• _TEXT PASSAGE_
↓

Expires December 2003 Informational [Page 15]
Internet Draft Hybrid VPLS June 2003
Using the above convention it is not necessary to use specific
protocols to reduce the provisioning of CLEs.
6.2.1.3 LMI
The number of remote CLEs to connect to at each CLE may be updated by
an LMI approach.
After provisioning the required PWs, LMI may be used to inform CLE2
that the PWs are up. When a CLE is added or removed, and the
corresponding PW is established or removed, LMI may be used to inform
the remote CLE(s) that the p2p connection is up or down,
respectively.
6.2.2 Reducing Provisioning at PEs
To reduce provisioning at PEs, network management tools which reduces
provisioning steps or the BGP mechanism described in [L2VPN-KOMPELLA]
may be used.
DNS [DNS-VPLS] or the BGP mechanism described in [L2VPN-KOMPELLA] may
be used to discover the remote PEs and cross-connect information to
setup the PWs.
7. Forwarding
7.1 PE
If the p2p tag used at an AC is VLAN/Provider Tag, the VLAN/Provider
Tag if present is removed (or the VLAN tag is rewritten if Section
3(b) is used) first and the Ethernet traffic from an AC is
encapsulated in a PW as described in [MARTINI-ENCAP] or [ETH-L2TP].
Ethernet traffic received from a PW on the network facing side is
decapsulated and forwarded to an AC as described in [MARTINI-ENCAP]
and [ETH-L2TP].
If the p2p tag used is MPLS label, the PW between the CLE and local
PE is spliced with the PW between the local PE and remote PE [ROSEN-
SIG]. In this case, the label of the "ingress" PW is replaced by the
label of the "egress" PW, and no decapsulation or encapsulation need
to be performed at the local PE (the splicing point).
7.2.1 Inter-AS PW
A PW spanning a PE and a border Network Element may also be spliced
with another PW from the border Network Element to a PE in another AS
at the border Network Element, in a similar manner as described
above. The advantage of a p2p PW across ASes is multipoint switching
Expires December 2003 Informational [Page 16]
Internet Draft Hybrid VPLS June 2003
or bridging across AS is not required.

↑

• _TASK 1_
List every numbered section heading in the Hybrid VPLS text, each with its number.

• _Saved data entries_
↓

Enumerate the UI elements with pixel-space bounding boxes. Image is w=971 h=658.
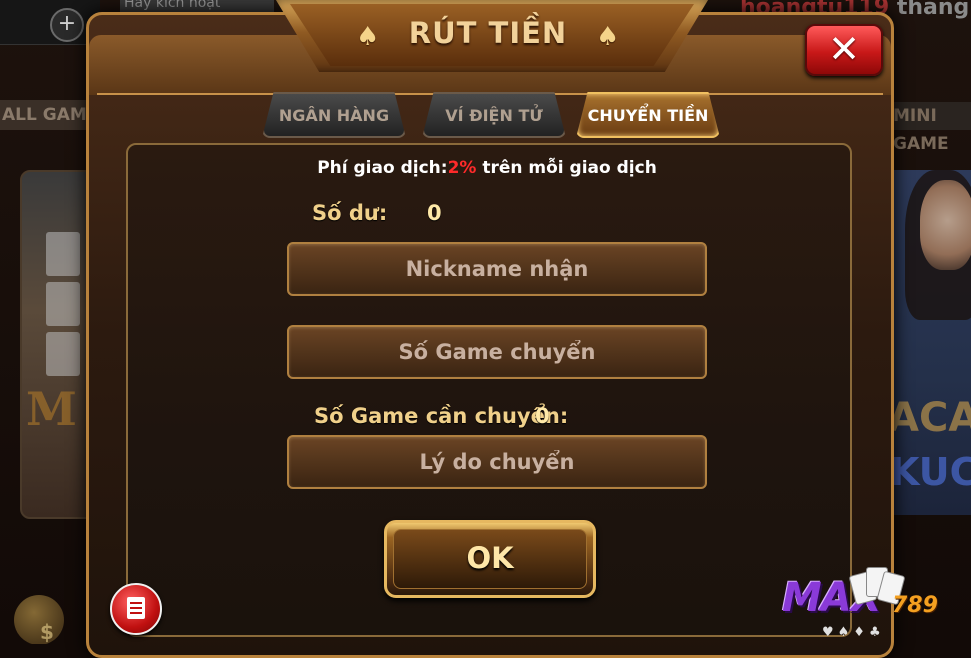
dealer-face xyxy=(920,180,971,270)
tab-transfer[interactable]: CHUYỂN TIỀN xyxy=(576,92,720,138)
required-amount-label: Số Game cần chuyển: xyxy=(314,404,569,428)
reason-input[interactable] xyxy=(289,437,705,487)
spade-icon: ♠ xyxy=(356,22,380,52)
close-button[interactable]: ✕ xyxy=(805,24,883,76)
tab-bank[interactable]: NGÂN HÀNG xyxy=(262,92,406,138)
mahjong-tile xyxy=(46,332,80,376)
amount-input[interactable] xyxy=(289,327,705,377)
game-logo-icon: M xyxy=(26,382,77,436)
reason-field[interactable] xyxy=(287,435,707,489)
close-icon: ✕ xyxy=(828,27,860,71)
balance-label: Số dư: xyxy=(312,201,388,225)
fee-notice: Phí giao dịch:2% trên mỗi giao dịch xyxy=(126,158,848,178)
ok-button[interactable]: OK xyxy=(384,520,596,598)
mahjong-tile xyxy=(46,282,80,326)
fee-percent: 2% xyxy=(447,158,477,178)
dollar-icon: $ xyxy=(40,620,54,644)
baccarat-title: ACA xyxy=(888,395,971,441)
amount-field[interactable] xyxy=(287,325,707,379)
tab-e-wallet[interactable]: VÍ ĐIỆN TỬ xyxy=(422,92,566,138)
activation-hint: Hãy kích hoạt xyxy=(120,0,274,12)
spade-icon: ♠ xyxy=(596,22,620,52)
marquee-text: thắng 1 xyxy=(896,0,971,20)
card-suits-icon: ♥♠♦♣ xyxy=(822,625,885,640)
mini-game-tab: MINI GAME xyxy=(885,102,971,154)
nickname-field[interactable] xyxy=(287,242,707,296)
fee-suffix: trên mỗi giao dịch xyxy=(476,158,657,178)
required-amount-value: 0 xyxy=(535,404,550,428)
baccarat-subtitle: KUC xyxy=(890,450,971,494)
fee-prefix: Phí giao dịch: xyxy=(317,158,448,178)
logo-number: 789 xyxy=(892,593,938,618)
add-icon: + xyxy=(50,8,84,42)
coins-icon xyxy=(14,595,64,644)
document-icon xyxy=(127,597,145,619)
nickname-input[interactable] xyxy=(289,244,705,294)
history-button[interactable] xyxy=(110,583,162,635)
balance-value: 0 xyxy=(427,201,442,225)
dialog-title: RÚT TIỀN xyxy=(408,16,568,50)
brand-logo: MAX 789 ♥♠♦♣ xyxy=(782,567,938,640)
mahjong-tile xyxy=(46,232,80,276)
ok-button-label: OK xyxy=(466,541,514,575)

↑
↓

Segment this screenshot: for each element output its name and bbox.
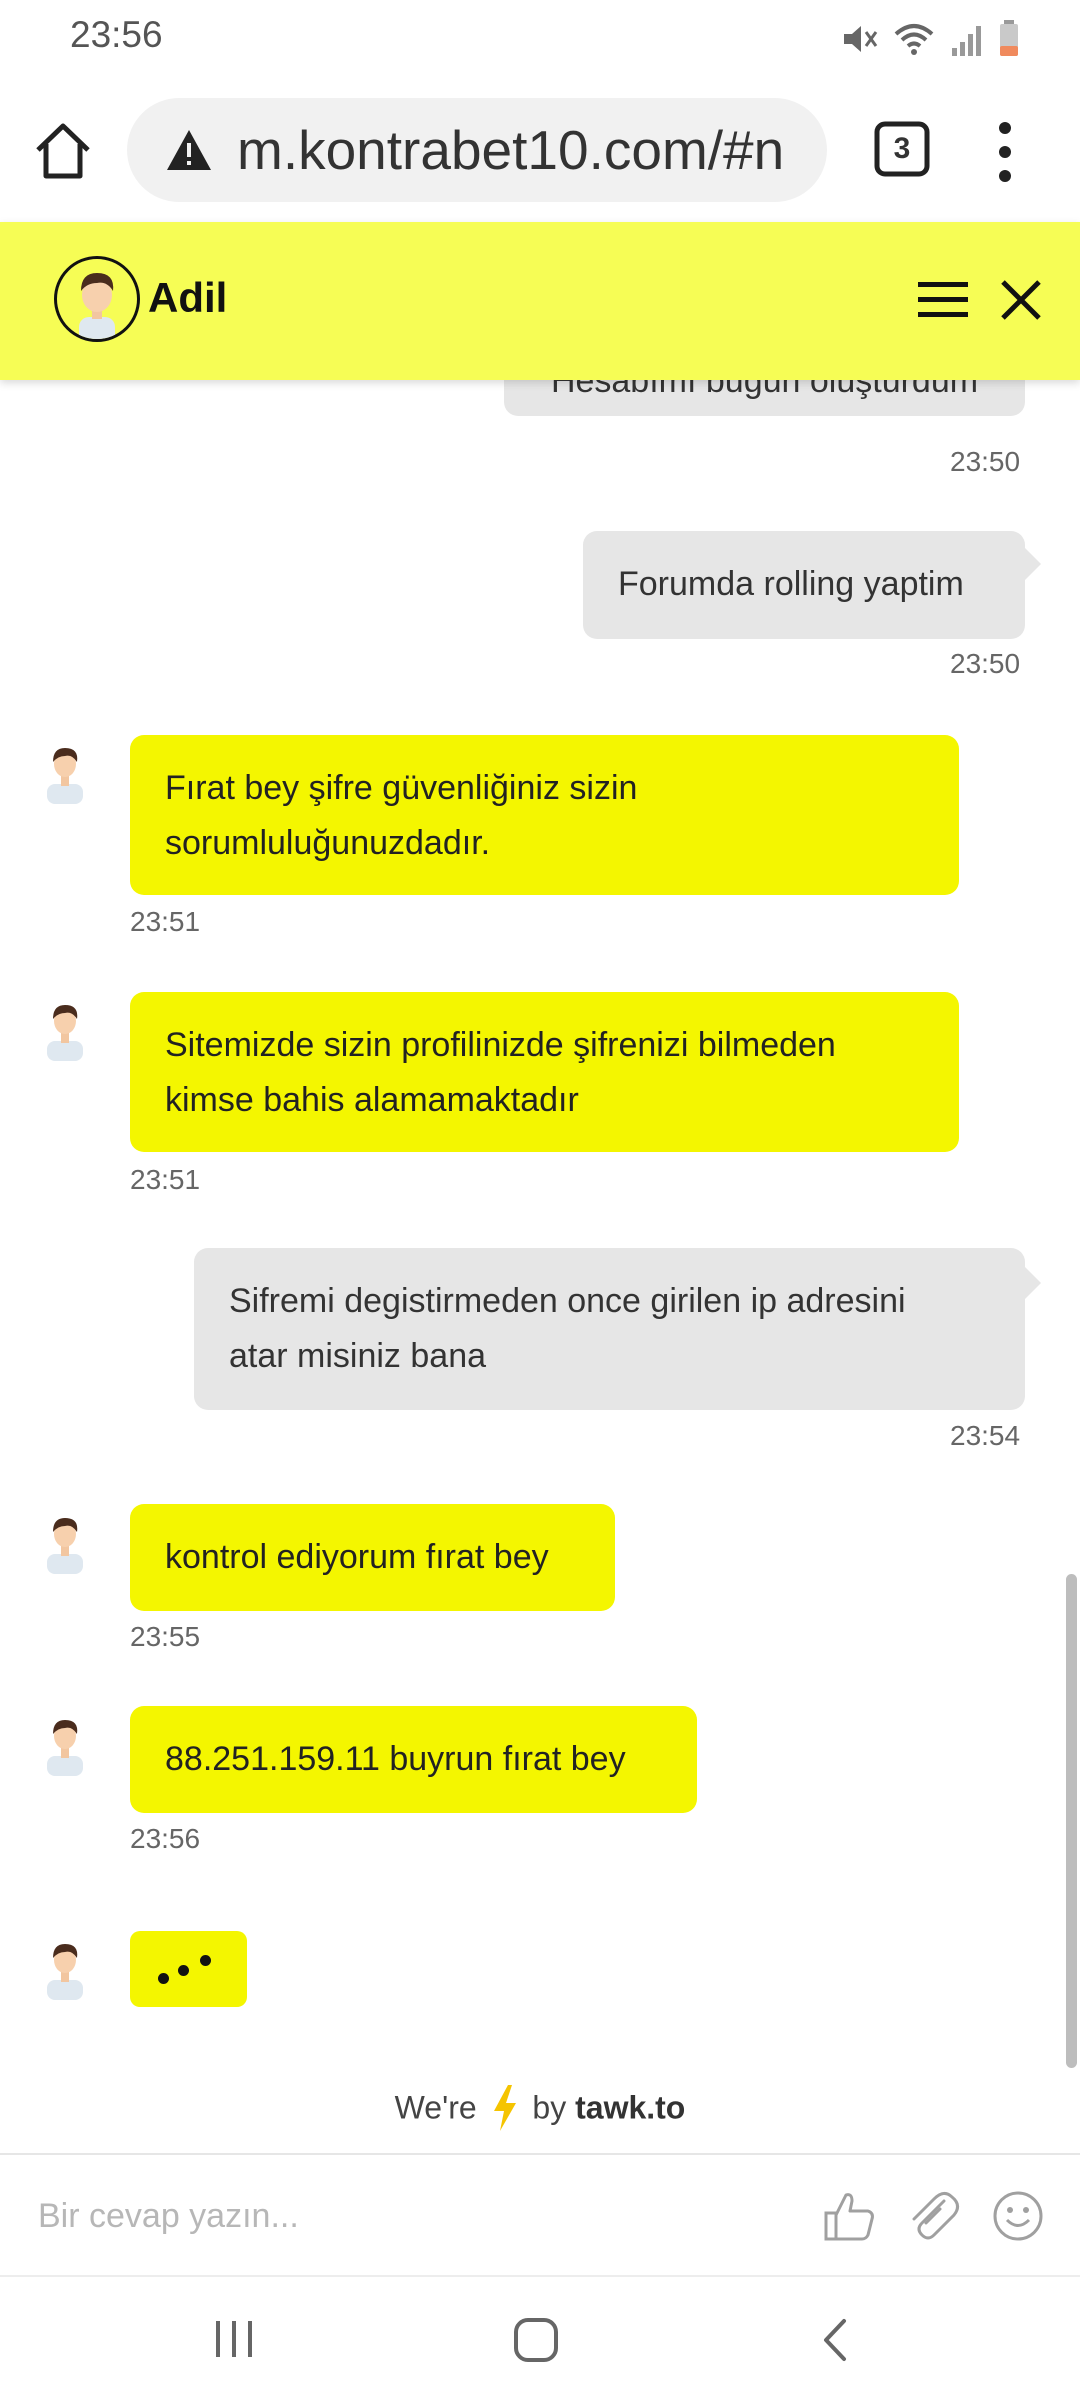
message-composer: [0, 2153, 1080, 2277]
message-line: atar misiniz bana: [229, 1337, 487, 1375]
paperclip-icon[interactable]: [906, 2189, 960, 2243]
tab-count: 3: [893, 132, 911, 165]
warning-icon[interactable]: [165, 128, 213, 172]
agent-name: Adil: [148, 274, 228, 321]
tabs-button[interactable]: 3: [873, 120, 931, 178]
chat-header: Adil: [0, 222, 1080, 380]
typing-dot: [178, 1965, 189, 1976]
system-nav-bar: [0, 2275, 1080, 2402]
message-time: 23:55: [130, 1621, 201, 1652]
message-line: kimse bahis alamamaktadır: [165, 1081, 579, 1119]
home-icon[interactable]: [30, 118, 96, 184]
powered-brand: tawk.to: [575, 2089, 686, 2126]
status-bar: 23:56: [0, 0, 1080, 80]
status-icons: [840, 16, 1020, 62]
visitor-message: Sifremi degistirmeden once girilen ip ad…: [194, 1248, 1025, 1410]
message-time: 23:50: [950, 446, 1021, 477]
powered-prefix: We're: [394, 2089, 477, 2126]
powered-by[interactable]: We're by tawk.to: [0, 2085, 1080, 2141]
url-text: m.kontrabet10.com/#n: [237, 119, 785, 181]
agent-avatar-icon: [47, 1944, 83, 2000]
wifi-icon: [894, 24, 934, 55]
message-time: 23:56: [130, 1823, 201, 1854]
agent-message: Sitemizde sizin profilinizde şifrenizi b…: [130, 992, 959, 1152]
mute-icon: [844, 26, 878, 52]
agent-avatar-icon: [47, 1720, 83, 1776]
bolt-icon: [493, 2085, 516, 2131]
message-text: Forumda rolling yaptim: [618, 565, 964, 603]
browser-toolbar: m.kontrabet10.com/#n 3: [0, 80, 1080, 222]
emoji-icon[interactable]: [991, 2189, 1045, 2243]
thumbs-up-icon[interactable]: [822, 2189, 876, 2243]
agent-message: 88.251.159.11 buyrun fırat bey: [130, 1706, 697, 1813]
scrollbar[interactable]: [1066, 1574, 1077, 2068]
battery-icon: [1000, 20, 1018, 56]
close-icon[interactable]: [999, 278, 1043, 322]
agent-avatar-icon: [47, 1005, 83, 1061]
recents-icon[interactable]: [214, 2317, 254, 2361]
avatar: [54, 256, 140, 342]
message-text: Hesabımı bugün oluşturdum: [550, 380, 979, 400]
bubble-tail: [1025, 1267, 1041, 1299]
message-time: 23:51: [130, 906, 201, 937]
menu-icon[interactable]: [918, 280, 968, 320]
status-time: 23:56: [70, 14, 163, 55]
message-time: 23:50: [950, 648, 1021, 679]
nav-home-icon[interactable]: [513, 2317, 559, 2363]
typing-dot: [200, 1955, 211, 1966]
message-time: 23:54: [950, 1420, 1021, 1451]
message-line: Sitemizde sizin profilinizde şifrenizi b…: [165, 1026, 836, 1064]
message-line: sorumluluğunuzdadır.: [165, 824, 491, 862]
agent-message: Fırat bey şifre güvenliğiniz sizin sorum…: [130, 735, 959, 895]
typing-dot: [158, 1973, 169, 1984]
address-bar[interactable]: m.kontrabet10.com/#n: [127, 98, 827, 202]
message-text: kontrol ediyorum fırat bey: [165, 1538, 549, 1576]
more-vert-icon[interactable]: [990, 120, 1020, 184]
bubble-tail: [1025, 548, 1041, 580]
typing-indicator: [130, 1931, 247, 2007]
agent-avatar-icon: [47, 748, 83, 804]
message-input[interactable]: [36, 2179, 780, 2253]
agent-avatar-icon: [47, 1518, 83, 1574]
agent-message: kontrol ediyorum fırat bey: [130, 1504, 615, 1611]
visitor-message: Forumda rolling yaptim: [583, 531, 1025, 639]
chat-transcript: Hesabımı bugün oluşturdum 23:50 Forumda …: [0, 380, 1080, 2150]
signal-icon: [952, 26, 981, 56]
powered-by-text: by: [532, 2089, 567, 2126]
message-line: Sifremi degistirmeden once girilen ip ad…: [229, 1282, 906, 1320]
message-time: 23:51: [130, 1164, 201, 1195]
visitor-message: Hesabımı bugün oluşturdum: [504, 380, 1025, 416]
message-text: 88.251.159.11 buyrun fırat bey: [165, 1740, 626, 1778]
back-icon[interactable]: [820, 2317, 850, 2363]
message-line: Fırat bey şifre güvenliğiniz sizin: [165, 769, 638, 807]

↑
↓

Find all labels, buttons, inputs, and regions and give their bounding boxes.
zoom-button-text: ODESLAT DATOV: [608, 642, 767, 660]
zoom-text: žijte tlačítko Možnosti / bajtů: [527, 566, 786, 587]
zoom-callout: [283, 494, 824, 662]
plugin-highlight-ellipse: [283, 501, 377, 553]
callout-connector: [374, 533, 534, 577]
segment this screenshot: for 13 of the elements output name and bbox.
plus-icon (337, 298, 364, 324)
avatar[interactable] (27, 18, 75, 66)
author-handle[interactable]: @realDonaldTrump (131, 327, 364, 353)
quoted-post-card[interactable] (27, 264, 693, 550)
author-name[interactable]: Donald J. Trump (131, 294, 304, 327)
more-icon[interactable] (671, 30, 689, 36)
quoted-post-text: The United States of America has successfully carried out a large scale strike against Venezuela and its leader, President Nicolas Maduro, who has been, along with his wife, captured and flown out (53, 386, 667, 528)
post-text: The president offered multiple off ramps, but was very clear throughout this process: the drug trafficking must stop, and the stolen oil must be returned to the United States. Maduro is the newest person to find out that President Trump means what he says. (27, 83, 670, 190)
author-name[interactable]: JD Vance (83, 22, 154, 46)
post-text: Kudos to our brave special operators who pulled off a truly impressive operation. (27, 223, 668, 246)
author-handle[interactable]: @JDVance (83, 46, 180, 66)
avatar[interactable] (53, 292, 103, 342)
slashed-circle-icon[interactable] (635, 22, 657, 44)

↑

• _TASK 2_
In the saved data entries, duplicate the lines from the one containing "Find all labels, buttons, inputs, and" through the one containing "plus-icon (337, 298, 364, 324)", inclusive.

• _OUTPUT 1_
- 6.2.1.3 LMI
- 6.2.2 Reducing Provisioning at PEs
- 7. Forwarding
- 7.1 PE
- 7.2.1 Inter-AS PW

• _OUTPUT 2_
Find all labels, buttons, inputs, and regions and give their bounding boxes.
zoom-button-text: ODESLAT DATOV: [608, 642, 767, 660]
zoom-text: žijte tlačítko Možnosti / bajtů: [527, 566, 786, 587]
zoom-callout: [283, 494, 824, 662]
plugin-highlight-ellipse: [283, 501, 377, 553]
callout-connector: [374, 533, 534, 577]
segment this screenshot: for 13 of the elements output name and bbox.
plus-icon (337, 298, 364, 324)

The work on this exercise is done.